WHAT TO WORK ON -> Transcribe every entry below word for word, but skip the pictures.

SUPPLIED MATERIAL ->
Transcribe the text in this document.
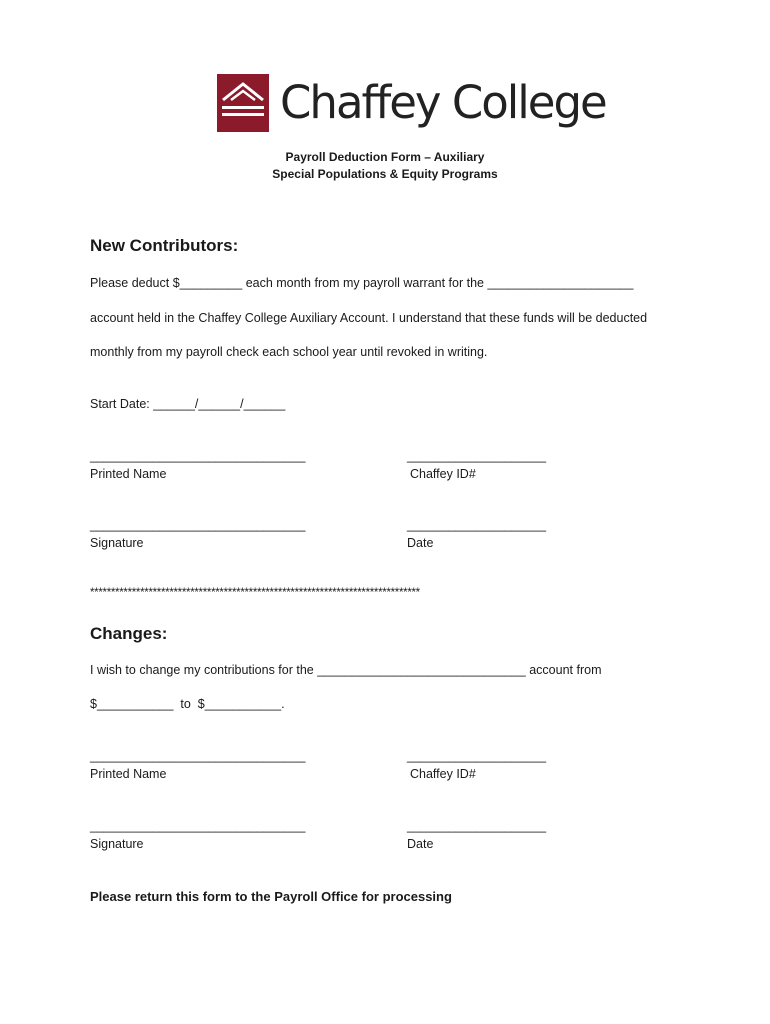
Chaffey College
Payroll Deduction Form – Auxiliary
Special Populations & Equity Programs
New Contributors:
Please deduct $_________ each month from my payroll warrant for the _____________________
account held in the Chaffey College Auxiliary Account. I understand that these funds will be deducted
monthly from my payroll check each school year until revoked in writing.
Start Date: ______/______/______
_______________________________	____________________
Printed Name	Chaffey ID#
_______________________________	____________________
Signature	Date
*******************************************************************************
Changes:
I wish to change my contributions for the ______________________________ account from
$___________  to  $___________.
_______________________________	____________________
Printed Name	Chaffey ID#
_______________________________	____________________
Signature	Date
Please return this form to the Payroll Office for processing
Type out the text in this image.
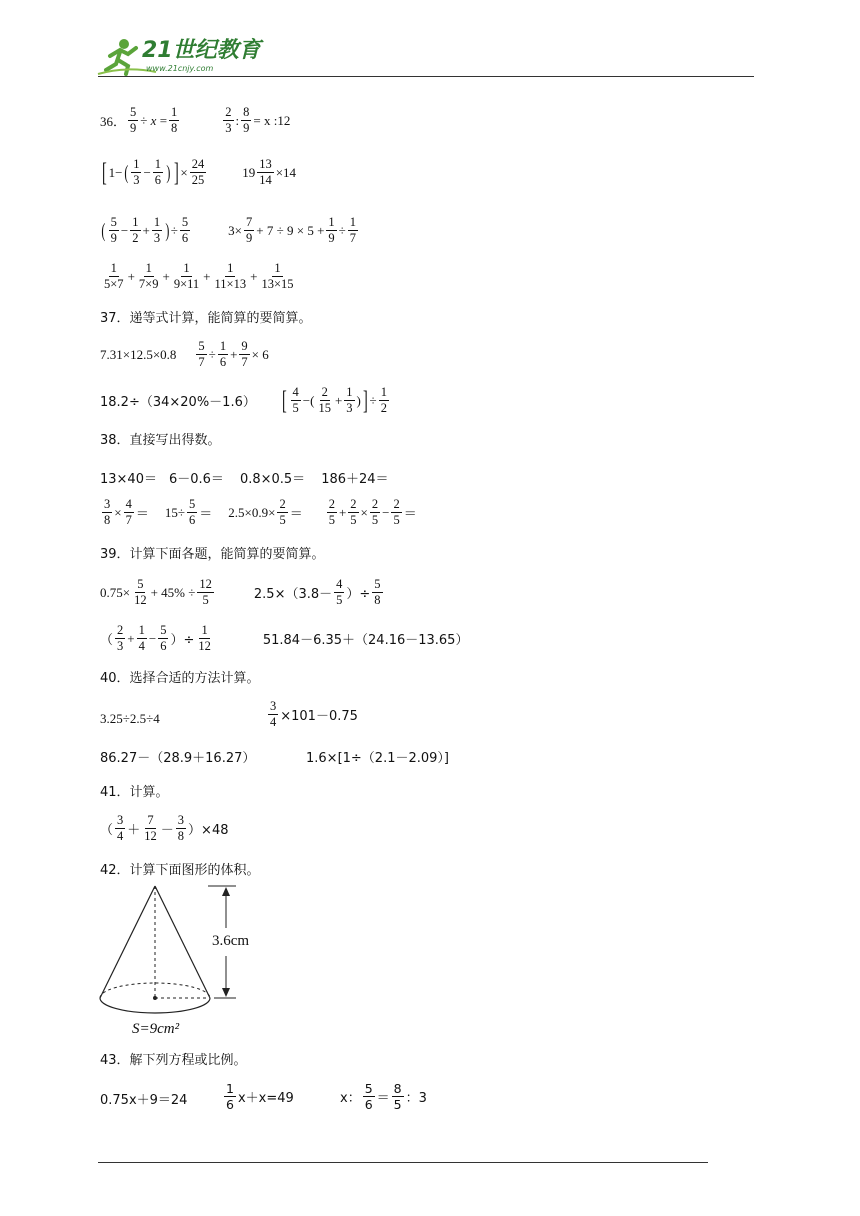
21世纪教育
www.21cnjy.com
36． $\frac{5}{9}$ ÷
x
= $\frac{1}{8}$	$\frac{2}{3}$ : $\frac{8}{9} = x$ :12
[ 1− ( $\frac{1}{3} - \frac{1}{6}$ ) ] × $\frac{24}{25}$	$19 \frac{13}{14} \times 14$
( $\frac{5}{9} - \frac{1}{2} + \frac{1}{3}$ ) ÷ $\frac{5}{6}$	$3\times \frac{7}{9} + 7 \div 9 \times 5 + \frac{1}{9} \div \frac{1}{7}$
$\frac{1}{5\times 7} + \frac{1}{7\times 9} + \frac{1}{9\times 11} + \frac{1}{11\times 13} + \frac{1}{13\times 15}$
37．递等式计算，能简算的要简算。
$7.31\times 12.5\times 0.8 \frac{5}{7} \div \frac{1}{6} + \frac{9}{7} \times 6$
18.2÷（34×20%－1.6） [ $\frac{4}{5}$ −( $\frac{2}{15} + \frac{1}{3}$ ) ] ÷ $\frac{1}{2}$
38．直接写出得数。
13×40＝ 6－0.6＝ 0.8×0.5＝ 186＋24＝
$\frac{3}{8} \times \frac{4}{7} = 15\div \frac{5}{6} = 2.5\times 0.9\times \frac{2}{5} = \frac{2}{5} + \frac{2}{5} \times \frac{2}{5} - \frac{2}{5}$ ＝
39．计算下面各题，能简算的要简算。
$0.75\times \frac{5}{12} + 45\% \div \frac{12}{5}$	$2.5\times(3.8- \frac{4}{5}$ ）÷ $\frac{5}{8}$
（ $\frac{2}{3} + \frac{1}{4} - \frac{5}{6}$ ）÷ $\frac{1}{12}$	51.84－6.35＋（24.16－13.65）
40．选择合适的方法计算。
3.25÷2.5÷4	$\frac{3}{4} \times 101-0.75$
86.27－（28.9＋16.27）	1.6×[1÷（2.1－2.09）]
41．计算。
（ $\frac{3}{4} + \frac{7}{12} - \frac{3}{8} )\times 48$
42．计算下面图形的体积。
3.6cm
S=9cm²
43．解下列方程或比例。
0.75x＋9＝24	$\frac{1}{6} x+x=49$	x： $\frac{5}{6} = \frac{8}{5}$ ：3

SOLVED EXERCISE ->
Transcribe the text in this document.
Chaffey College
Payroll Deduction Form – Auxiliary
Special Populations & Equity Programs
New Contributors:
Please deduct $_________ each month from my payroll warrant for the _____________________
account held in the Chaffey College Auxiliary Account. I understand that these funds will be deducted
monthly from my payroll check each school year until revoked in writing.
Start Date: ______/______/______
_______________________________	____________________
Printed Name	Chaffey ID#
_______________________________	____________________
Signature	Date
*******************************************************************************
Changes:
I wish to change my contributions for the ______________________________ account from
$___________  to  $___________.
_______________________________	____________________
Printed Name	Chaffey ID#
_______________________________	____________________
Signature	Date
Please return this form to the Payroll Office for processing
Type out the text in this image.
21世纪教育
www.21cnjy.com
36． $\frac{5}{9}$ ÷
x
= $\frac{1}{8}$	$\frac{2}{3}$ : $\frac{8}{9} = x$ :12
[ 1− ( $\frac{1}{3} - \frac{1}{6}$ ) ] × $\frac{24}{25}$	$19 \frac{13}{14} \times 14$
( $\frac{5}{9} - \frac{1}{2} + \frac{1}{3}$ ) ÷ $\frac{5}{6}$	$3\times \frac{7}{9} + 7 \div 9 \times 5 + \frac{1}{9} \div \frac{1}{7}$
$\frac{1}{5\times 7} + \frac{1}{7\times 9} + \frac{1}{9\times 11} + \frac{1}{11\times 13} + \frac{1}{13\times 15}$
37．递等式计算，能简算的要简算。
$7.31\times 12.5\times 0.8 \frac{5}{7} \div \frac{1}{6} + \frac{9}{7} \times 6$
18.2÷（34×20%－1.6） [ $\frac{4}{5}$ −( $\frac{2}{15} + \frac{1}{3}$ ) ] ÷ $\frac{1}{2}$
38．直接写出得数。
13×40＝ 6－0.6＝ 0.8×0.5＝ 186＋24＝
$\frac{3}{8} \times \frac{4}{7} = 15\div \frac{5}{6} = 2.5\times 0.9\times \frac{2}{5} = \frac{2}{5} + \frac{2}{5} \times \frac{2}{5} - \frac{2}{5}$ ＝
39．计算下面各题，能简算的要简算。
$0.75\times \frac{5}{12} + 45\% \div \frac{12}{5}$	$2.5\times(3.8- \frac{4}{5}$ ）÷ $\frac{5}{8}$
（ $\frac{2}{3} + \frac{1}{4} - \frac{5}{6}$ ）÷ $\frac{1}{12}$	51.84－6.35＋（24.16－13.65）
40．选择合适的方法计算。
3.25÷2.5÷4	$\frac{3}{4} \times 101-0.75$
86.27－（28.9＋16.27）	1.6×[1÷（2.1－2.09）]
41．计算。
（ $\frac{3}{4} + \frac{7}{12} - \frac{3}{8} )\times 48$
42．计算下面图形的体积。
3.6cm
S=9cm²
43．解下列方程或比例。
0.75x＋9＝24	$\frac{1}{6} x+x=49$	x： $\frac{5}{6} = \frac{8}{5}$ ：3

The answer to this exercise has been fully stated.